**Problem details**
Copy each line containing the word "cultured" from the records that follow, please.

**Dataset rows about figures**
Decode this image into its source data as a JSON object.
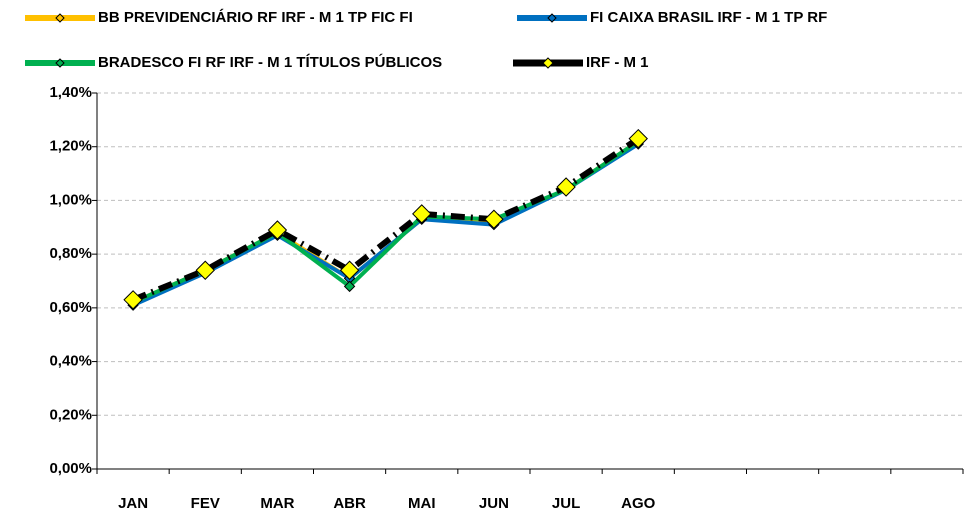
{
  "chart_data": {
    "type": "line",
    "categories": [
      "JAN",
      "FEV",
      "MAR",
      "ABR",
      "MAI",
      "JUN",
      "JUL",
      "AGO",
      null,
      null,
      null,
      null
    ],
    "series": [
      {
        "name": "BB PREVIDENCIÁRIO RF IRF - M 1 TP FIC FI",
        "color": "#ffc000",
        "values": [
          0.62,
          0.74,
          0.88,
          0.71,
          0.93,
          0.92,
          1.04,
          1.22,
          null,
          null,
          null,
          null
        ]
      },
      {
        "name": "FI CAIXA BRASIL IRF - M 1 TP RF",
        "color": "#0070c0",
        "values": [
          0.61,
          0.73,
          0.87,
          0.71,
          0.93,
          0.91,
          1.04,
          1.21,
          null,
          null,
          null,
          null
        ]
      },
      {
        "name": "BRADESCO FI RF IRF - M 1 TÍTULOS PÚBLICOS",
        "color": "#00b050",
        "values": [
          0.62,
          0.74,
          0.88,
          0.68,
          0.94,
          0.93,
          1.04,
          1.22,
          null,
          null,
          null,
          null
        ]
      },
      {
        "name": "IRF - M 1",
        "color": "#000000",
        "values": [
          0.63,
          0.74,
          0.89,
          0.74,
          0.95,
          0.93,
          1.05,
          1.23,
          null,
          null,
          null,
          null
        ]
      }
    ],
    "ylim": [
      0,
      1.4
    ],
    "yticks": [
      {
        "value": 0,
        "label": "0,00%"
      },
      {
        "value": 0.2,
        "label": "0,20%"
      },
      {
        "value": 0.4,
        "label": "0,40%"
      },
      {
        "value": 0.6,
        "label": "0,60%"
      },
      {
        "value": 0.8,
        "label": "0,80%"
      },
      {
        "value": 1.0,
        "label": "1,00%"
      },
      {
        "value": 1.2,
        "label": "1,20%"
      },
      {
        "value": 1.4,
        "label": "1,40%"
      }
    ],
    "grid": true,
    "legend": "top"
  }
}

--

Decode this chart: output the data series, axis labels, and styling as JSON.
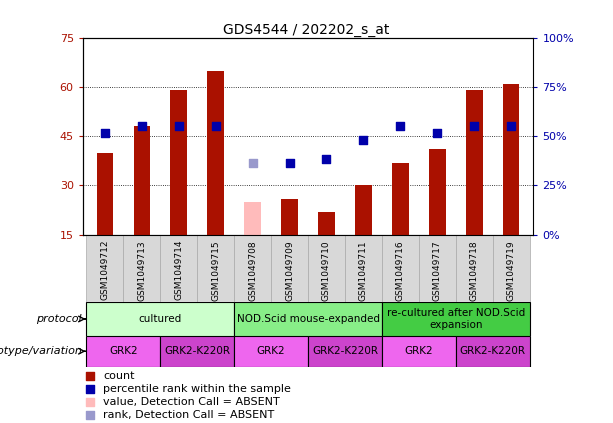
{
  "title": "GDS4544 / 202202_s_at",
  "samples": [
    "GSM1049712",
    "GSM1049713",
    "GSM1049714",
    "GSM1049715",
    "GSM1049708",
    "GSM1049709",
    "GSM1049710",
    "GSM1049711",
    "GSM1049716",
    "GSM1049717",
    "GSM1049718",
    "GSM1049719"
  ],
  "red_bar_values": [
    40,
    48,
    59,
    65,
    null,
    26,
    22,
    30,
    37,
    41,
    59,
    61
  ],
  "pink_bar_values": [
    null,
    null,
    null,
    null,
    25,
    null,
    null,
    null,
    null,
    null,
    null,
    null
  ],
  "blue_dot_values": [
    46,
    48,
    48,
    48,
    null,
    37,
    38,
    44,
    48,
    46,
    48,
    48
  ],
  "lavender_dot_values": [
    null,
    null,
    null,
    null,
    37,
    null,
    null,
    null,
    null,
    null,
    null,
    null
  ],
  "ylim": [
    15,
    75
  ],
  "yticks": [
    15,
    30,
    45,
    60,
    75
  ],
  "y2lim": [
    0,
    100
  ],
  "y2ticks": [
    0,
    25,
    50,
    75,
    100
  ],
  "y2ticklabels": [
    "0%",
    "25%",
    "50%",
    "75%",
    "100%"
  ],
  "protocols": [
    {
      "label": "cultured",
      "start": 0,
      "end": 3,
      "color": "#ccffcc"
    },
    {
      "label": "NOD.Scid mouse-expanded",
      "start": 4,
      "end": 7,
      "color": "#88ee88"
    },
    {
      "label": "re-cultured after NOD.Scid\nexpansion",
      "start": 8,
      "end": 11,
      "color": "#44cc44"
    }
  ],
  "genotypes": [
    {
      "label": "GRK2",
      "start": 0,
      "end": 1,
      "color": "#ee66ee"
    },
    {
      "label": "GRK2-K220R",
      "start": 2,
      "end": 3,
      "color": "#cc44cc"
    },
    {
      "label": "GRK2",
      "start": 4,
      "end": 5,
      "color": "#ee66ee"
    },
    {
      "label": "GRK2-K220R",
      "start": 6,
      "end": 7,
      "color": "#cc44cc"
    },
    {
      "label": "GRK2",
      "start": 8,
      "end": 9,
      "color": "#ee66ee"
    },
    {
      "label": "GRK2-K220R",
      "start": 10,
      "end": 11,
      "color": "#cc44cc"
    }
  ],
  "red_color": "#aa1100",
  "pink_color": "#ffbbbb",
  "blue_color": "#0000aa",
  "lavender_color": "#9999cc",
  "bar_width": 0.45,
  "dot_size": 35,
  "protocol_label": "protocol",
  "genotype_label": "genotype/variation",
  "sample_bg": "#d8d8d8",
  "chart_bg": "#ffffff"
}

**Solution to this exercise**
      "label": "cultured",
      "label": "re-cultured after NOD.Scid\nexpansion",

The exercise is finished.